** Start INFORMATION GIVEN **

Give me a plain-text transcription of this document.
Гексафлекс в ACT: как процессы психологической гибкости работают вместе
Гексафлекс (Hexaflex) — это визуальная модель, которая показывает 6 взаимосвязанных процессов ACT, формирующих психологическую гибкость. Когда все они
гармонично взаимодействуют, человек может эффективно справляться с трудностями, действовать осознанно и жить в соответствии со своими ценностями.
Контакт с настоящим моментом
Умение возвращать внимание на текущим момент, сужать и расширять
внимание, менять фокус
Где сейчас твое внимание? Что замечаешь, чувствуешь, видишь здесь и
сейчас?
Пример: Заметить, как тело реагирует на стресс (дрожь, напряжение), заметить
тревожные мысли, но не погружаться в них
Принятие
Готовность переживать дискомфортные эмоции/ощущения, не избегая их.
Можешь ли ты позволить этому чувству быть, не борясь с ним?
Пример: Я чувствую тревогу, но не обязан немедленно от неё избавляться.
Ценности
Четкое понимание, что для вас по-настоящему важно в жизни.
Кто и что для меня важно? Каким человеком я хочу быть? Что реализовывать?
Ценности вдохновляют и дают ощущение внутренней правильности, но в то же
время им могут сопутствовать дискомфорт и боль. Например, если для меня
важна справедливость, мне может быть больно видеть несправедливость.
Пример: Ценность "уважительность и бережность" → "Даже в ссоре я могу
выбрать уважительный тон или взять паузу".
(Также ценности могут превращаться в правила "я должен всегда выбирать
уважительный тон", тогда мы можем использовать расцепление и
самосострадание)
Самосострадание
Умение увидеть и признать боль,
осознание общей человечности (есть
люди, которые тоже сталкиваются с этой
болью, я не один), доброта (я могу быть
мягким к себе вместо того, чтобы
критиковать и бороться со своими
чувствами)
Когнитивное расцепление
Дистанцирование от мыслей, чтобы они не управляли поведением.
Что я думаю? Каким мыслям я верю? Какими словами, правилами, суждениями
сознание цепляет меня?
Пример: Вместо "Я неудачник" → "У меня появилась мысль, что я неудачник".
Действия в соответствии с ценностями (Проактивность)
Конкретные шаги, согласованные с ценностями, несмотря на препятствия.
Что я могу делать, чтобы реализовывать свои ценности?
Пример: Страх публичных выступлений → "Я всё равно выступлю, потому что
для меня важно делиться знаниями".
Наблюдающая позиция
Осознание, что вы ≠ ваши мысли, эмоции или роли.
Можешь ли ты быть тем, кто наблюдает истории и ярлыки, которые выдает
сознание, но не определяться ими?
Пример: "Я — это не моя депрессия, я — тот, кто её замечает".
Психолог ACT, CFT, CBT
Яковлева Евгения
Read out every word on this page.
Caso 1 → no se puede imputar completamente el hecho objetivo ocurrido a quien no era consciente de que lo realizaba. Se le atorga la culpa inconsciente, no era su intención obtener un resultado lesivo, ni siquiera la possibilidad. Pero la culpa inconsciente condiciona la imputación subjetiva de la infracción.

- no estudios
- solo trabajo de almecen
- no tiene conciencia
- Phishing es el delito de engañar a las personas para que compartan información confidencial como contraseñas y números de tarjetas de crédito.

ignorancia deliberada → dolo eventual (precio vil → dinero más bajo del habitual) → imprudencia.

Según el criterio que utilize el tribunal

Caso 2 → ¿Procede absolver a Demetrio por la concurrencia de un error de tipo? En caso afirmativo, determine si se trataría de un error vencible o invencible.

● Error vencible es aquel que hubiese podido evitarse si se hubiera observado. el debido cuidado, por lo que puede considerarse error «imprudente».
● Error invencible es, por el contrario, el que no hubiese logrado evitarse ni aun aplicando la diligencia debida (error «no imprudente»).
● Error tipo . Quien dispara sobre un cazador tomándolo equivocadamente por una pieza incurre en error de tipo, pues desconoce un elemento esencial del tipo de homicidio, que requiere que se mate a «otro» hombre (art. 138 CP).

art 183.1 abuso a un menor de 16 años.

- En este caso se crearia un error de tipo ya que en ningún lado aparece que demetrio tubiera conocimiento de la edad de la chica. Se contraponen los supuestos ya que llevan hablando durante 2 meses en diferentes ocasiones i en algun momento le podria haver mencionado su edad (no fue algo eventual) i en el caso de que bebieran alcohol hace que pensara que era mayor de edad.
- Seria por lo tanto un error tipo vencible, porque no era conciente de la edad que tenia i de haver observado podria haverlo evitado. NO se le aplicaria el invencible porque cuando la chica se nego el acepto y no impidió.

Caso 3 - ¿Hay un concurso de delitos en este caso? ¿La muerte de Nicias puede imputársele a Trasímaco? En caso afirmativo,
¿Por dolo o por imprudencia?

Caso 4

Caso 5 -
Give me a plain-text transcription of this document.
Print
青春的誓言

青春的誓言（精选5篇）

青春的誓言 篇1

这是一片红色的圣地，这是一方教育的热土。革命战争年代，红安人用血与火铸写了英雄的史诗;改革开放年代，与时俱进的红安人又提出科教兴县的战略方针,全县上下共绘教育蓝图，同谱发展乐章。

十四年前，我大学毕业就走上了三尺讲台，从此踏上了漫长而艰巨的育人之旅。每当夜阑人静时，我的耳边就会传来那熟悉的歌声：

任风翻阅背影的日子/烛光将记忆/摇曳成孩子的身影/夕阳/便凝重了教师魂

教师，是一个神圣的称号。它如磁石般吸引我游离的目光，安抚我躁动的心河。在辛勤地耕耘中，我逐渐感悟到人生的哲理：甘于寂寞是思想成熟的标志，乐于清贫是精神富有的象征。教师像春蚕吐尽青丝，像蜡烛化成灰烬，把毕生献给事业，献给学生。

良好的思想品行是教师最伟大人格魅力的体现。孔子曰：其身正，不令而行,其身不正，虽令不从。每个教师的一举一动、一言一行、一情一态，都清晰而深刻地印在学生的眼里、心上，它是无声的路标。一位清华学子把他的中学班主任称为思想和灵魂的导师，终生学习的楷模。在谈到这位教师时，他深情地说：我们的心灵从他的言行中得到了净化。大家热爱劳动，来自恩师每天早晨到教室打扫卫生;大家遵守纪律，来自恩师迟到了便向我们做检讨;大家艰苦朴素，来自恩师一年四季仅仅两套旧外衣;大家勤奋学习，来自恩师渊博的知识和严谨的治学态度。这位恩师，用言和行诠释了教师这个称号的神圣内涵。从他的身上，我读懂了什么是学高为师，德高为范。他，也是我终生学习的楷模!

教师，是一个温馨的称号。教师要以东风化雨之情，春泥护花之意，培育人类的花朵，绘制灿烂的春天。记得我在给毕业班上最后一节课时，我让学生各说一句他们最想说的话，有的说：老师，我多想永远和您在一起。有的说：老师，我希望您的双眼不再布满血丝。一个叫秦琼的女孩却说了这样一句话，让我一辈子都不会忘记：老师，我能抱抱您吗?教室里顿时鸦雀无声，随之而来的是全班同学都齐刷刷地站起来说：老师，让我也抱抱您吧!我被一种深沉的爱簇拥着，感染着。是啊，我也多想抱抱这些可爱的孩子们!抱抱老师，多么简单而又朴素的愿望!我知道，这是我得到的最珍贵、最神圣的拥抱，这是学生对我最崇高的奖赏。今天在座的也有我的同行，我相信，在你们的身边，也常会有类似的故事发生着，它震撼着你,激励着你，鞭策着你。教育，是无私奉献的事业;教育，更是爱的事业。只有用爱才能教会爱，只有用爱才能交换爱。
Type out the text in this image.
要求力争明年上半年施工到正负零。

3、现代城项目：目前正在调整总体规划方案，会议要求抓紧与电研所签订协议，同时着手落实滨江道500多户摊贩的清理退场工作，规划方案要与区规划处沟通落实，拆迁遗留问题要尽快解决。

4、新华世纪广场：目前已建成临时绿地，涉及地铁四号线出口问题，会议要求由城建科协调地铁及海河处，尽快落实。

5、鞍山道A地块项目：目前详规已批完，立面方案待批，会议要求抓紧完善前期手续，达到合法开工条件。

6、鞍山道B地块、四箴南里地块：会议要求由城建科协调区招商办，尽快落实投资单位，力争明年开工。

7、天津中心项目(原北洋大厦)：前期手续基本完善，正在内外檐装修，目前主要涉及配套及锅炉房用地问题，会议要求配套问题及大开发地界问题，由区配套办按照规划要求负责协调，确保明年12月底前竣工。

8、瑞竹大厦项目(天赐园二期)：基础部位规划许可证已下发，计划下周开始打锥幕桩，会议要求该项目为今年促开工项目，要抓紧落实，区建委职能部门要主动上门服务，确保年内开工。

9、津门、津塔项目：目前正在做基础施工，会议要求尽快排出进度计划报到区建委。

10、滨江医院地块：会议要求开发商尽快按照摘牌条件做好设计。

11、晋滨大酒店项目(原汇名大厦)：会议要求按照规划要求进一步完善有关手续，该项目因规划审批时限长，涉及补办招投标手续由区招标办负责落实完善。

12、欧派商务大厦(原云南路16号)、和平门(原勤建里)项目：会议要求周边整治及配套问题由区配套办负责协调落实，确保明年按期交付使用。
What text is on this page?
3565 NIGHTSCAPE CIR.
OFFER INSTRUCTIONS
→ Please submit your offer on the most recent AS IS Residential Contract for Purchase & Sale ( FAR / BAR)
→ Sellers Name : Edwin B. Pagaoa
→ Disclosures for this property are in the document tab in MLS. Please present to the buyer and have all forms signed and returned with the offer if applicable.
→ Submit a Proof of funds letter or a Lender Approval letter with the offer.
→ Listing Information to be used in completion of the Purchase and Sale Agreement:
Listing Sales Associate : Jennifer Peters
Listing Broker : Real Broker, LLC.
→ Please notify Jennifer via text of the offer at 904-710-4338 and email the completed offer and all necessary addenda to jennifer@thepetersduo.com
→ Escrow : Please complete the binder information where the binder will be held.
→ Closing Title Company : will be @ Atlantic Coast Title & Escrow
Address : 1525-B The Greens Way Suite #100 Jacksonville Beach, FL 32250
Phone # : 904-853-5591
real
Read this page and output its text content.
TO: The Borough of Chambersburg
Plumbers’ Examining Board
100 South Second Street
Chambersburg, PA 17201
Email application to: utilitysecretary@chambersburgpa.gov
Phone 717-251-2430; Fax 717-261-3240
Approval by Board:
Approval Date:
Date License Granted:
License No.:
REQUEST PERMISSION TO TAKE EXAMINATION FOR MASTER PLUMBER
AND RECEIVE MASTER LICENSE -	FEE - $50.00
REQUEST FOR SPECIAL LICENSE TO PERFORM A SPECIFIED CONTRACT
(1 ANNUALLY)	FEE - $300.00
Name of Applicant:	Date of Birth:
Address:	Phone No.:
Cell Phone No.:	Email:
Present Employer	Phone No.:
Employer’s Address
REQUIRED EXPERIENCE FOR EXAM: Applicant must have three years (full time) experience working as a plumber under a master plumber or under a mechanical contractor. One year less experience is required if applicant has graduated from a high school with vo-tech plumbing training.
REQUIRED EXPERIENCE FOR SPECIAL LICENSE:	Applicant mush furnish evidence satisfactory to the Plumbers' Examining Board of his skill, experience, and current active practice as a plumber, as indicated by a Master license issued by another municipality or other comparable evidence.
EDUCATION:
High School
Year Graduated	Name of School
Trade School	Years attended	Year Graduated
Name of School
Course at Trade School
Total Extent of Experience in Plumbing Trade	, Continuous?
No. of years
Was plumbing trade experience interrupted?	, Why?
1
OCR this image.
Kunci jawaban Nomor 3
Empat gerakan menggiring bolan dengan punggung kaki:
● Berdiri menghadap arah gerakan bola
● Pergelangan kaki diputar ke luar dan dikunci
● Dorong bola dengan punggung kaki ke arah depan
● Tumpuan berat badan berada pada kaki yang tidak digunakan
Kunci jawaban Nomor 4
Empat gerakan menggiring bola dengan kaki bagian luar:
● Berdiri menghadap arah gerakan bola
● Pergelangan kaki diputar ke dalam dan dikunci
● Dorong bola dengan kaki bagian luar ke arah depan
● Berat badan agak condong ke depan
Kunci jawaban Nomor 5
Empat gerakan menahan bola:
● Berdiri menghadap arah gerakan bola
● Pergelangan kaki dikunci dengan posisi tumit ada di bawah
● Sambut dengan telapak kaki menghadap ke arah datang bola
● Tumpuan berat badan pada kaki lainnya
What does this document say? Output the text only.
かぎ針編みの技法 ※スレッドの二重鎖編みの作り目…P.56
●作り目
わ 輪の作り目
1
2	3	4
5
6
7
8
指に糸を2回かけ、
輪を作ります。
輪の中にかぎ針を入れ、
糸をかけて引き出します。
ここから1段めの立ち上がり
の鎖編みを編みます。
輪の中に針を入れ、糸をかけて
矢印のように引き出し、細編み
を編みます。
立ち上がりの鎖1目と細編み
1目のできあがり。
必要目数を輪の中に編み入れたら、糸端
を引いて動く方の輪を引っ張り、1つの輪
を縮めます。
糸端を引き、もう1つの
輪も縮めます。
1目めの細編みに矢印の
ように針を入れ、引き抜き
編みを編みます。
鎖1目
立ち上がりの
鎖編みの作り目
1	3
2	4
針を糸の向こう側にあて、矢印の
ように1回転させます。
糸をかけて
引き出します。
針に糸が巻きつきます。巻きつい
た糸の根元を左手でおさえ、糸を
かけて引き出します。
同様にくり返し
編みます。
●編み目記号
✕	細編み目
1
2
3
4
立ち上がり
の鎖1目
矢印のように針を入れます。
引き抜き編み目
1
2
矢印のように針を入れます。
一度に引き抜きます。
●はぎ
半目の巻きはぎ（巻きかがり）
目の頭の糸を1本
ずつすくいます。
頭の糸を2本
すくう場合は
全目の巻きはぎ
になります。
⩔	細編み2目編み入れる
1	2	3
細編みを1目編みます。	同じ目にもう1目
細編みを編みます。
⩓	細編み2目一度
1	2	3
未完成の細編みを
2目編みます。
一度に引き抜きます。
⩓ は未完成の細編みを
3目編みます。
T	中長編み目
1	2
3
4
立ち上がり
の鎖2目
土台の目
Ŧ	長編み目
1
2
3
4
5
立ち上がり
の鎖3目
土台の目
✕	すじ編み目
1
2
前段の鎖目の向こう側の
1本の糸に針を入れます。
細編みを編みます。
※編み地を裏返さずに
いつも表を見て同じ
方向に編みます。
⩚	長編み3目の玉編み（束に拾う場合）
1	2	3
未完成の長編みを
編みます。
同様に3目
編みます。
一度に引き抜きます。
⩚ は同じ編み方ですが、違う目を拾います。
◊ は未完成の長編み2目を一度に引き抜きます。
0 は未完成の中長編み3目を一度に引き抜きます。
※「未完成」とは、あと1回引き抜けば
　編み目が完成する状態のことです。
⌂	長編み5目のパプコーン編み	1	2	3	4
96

** End INFORMATION GIVEN **

PROBLEM STATEMENT:
Copy every line of the material in which the word "Nomor" occurs.

EXERCISE RESPONSE:
Kunci jawaban Nomor 3
Kunci jawaban Nomor 4
Kunci jawaban Nomor 5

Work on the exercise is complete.